== Objective ==
Reproduce the material below verbatim, from its first line through the line that contains "item-description: 麵包板 電子材料行、3C". Include both of those lines and nothing after them.

== Extracted entries ==

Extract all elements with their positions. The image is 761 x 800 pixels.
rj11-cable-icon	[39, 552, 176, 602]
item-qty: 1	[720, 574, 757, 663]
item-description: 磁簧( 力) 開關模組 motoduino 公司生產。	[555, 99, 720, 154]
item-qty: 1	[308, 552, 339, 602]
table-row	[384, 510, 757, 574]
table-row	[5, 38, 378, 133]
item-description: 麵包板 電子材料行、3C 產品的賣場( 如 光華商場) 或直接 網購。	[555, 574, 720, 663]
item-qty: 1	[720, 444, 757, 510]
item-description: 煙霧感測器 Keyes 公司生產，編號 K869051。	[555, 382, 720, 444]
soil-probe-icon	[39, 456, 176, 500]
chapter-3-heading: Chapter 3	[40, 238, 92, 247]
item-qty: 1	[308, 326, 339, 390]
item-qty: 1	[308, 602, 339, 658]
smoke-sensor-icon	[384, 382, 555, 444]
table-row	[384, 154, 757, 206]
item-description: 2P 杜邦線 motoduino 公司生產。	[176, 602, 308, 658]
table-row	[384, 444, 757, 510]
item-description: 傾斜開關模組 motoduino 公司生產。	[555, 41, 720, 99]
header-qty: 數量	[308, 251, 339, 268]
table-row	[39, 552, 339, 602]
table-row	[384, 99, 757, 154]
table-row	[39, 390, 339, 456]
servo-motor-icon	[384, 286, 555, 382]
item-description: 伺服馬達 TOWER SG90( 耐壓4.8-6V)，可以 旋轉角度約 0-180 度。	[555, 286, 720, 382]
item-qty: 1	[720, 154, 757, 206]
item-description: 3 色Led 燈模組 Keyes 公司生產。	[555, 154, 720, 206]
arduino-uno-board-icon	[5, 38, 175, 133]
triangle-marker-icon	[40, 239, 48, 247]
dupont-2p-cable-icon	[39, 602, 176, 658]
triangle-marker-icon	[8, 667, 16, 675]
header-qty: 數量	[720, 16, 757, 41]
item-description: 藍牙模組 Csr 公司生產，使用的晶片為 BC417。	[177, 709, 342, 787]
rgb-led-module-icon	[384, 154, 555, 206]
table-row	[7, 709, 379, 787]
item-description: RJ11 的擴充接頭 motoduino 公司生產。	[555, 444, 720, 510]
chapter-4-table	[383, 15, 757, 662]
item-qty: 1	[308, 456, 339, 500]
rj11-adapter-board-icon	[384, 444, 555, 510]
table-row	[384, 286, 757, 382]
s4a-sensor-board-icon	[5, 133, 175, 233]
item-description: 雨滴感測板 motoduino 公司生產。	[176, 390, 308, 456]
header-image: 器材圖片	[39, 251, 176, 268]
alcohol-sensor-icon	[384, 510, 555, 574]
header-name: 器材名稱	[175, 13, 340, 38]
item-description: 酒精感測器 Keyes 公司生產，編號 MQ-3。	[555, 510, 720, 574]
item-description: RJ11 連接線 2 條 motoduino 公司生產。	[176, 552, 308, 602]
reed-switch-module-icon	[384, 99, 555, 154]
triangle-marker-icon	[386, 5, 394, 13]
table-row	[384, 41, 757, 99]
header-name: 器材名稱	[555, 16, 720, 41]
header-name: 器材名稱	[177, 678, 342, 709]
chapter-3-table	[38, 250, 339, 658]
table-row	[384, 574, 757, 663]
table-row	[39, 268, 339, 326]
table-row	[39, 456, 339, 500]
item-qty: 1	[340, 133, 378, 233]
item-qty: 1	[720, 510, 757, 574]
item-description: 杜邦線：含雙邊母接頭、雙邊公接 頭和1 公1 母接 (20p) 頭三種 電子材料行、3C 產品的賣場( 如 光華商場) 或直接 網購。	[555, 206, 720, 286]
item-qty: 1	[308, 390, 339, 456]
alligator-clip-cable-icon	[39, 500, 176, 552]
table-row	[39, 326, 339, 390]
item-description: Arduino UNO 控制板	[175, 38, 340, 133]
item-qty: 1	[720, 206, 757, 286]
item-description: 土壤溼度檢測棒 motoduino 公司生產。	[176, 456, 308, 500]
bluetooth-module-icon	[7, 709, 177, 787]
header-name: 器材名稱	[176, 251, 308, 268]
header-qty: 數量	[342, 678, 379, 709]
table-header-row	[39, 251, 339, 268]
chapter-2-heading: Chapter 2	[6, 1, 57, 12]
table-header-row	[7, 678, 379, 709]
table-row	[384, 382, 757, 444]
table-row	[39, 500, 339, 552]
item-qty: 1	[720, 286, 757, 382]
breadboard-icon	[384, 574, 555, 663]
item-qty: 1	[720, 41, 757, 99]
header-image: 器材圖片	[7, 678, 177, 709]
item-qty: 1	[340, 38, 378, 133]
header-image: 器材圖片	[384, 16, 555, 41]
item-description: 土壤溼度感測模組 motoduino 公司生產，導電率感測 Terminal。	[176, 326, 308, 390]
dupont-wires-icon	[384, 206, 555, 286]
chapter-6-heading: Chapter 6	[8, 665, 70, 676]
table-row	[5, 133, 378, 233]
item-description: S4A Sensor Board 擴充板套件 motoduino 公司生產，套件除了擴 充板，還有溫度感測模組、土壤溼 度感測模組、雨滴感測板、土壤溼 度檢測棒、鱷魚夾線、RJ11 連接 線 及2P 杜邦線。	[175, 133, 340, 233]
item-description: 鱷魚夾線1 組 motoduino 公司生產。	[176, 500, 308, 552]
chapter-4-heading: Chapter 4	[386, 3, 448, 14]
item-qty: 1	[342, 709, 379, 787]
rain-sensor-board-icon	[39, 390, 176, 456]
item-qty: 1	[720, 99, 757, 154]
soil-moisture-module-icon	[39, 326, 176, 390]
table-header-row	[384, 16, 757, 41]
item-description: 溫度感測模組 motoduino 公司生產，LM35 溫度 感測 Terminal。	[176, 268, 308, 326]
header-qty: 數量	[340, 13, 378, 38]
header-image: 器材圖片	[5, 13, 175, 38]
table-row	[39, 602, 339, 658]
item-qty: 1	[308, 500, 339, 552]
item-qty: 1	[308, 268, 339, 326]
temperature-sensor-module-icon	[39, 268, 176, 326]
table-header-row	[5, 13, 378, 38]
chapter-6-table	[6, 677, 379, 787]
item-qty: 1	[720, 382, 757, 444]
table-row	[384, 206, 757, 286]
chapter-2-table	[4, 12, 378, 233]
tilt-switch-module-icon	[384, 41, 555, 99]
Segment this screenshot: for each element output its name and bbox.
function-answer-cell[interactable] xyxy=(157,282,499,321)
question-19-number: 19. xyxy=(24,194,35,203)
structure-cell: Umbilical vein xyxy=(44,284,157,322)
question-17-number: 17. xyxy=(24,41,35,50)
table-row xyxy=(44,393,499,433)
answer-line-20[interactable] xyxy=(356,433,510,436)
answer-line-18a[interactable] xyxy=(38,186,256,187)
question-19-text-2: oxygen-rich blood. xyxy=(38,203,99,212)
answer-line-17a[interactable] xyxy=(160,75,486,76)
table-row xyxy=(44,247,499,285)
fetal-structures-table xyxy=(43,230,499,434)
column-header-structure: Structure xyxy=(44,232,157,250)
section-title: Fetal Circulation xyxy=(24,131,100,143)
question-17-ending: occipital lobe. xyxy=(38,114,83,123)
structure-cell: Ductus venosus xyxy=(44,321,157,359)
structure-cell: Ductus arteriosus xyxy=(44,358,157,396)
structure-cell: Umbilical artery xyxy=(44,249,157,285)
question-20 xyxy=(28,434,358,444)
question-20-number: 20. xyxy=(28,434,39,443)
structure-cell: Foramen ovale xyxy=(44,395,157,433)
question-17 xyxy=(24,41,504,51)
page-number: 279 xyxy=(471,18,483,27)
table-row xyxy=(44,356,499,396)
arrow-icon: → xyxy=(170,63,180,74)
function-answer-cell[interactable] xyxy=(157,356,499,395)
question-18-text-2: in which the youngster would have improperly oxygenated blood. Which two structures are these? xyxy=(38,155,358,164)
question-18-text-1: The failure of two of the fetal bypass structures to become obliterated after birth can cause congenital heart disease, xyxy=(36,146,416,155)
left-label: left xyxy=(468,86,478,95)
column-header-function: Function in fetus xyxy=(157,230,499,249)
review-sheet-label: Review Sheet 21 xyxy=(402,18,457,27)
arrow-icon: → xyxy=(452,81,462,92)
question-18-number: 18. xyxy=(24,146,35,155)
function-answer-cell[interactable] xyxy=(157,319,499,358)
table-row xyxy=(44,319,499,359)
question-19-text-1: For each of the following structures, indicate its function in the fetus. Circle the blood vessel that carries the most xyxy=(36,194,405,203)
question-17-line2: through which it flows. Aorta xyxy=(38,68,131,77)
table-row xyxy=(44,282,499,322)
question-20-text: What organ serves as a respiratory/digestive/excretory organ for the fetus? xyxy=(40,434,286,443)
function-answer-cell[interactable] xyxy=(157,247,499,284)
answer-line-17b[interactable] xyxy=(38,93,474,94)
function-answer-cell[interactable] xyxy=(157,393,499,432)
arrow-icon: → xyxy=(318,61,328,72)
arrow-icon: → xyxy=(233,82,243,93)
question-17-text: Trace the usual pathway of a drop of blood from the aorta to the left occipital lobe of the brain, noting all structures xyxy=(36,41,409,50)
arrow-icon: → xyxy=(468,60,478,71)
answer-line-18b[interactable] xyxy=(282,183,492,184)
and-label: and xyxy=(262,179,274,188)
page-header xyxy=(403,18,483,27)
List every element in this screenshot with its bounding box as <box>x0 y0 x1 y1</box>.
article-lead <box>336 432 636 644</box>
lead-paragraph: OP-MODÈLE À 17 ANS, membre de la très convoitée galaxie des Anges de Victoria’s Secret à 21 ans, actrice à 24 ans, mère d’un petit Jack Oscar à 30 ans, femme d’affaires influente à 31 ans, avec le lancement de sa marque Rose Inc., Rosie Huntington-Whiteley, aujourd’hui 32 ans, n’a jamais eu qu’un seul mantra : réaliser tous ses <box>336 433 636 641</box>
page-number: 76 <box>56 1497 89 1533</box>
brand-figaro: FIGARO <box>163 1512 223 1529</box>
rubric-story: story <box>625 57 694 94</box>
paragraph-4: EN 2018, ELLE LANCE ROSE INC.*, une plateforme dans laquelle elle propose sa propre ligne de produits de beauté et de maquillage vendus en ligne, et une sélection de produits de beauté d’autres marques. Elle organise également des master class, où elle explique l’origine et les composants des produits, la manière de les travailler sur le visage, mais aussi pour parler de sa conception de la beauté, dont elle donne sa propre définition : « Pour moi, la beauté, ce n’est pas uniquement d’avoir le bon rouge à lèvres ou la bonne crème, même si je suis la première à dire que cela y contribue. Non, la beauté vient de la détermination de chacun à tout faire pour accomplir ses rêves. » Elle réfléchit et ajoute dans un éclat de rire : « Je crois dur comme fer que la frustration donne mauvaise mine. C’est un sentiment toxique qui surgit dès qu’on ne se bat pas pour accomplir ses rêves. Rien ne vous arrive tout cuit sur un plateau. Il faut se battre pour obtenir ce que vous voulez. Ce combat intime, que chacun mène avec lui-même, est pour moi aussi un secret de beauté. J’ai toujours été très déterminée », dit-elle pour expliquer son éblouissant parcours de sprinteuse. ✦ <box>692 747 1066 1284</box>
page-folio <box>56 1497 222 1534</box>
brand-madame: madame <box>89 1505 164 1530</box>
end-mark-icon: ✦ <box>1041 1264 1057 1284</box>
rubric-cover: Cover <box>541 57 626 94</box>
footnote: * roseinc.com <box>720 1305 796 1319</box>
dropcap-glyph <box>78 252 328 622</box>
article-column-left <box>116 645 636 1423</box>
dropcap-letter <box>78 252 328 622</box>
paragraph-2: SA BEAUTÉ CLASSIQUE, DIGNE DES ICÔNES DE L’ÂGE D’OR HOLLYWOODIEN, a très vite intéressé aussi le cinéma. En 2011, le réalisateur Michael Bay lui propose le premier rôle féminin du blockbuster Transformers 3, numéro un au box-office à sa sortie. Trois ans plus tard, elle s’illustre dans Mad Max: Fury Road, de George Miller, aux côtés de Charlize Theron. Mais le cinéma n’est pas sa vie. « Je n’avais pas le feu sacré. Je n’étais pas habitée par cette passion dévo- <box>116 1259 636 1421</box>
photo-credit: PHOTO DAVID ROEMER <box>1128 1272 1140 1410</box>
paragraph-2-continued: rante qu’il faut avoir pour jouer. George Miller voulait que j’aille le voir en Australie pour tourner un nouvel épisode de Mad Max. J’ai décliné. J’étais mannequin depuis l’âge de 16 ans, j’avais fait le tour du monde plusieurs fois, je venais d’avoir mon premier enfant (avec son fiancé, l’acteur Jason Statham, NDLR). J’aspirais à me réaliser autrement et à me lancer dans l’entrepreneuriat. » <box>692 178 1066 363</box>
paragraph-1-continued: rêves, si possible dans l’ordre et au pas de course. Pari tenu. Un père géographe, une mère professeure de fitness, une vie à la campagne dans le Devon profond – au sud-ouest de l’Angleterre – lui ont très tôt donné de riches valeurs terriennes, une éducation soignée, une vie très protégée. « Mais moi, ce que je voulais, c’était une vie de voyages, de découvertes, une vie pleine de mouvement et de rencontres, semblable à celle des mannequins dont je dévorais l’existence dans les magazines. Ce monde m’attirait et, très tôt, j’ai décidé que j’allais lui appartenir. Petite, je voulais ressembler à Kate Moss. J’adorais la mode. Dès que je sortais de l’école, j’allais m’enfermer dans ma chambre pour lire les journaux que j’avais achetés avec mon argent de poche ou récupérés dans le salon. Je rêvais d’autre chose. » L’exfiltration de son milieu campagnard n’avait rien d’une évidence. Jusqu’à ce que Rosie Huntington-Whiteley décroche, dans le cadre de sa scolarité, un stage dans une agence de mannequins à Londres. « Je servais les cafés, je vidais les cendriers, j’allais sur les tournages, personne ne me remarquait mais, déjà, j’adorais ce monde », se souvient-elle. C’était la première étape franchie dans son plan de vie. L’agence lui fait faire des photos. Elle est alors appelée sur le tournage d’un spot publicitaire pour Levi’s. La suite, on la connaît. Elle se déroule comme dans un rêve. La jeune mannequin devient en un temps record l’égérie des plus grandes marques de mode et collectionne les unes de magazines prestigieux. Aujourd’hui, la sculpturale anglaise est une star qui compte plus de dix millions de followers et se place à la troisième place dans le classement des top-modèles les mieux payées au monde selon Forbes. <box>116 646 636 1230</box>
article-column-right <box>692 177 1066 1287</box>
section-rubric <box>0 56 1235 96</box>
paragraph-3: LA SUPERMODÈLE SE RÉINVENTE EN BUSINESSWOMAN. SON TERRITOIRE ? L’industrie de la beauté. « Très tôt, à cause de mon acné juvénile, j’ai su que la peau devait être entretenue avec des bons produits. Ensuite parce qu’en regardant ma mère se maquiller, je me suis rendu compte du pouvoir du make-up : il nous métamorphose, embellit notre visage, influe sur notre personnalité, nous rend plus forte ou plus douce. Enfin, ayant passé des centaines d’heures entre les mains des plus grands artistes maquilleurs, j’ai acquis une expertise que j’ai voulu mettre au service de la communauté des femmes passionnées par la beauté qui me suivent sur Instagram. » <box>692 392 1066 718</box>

== Solution to the exercise ==
Extract all elements with their positions. The image is 761 x 800 pixels.
rj11-cable-icon	[39, 552, 176, 602]
item-qty: 1	[720, 574, 757, 663]
item-description: 磁簧( 力) 開關模組 motoduino 公司生產。	[555, 99, 720, 154]
item-qty: 1	[308, 552, 339, 602]
table-row	[384, 510, 757, 574]
table-row	[5, 38, 378, 133]
item-description: 麵包板 電子材料行、3C 產品的賣場( 如 光華商場) 或直接 網購。	[555, 574, 720, 663]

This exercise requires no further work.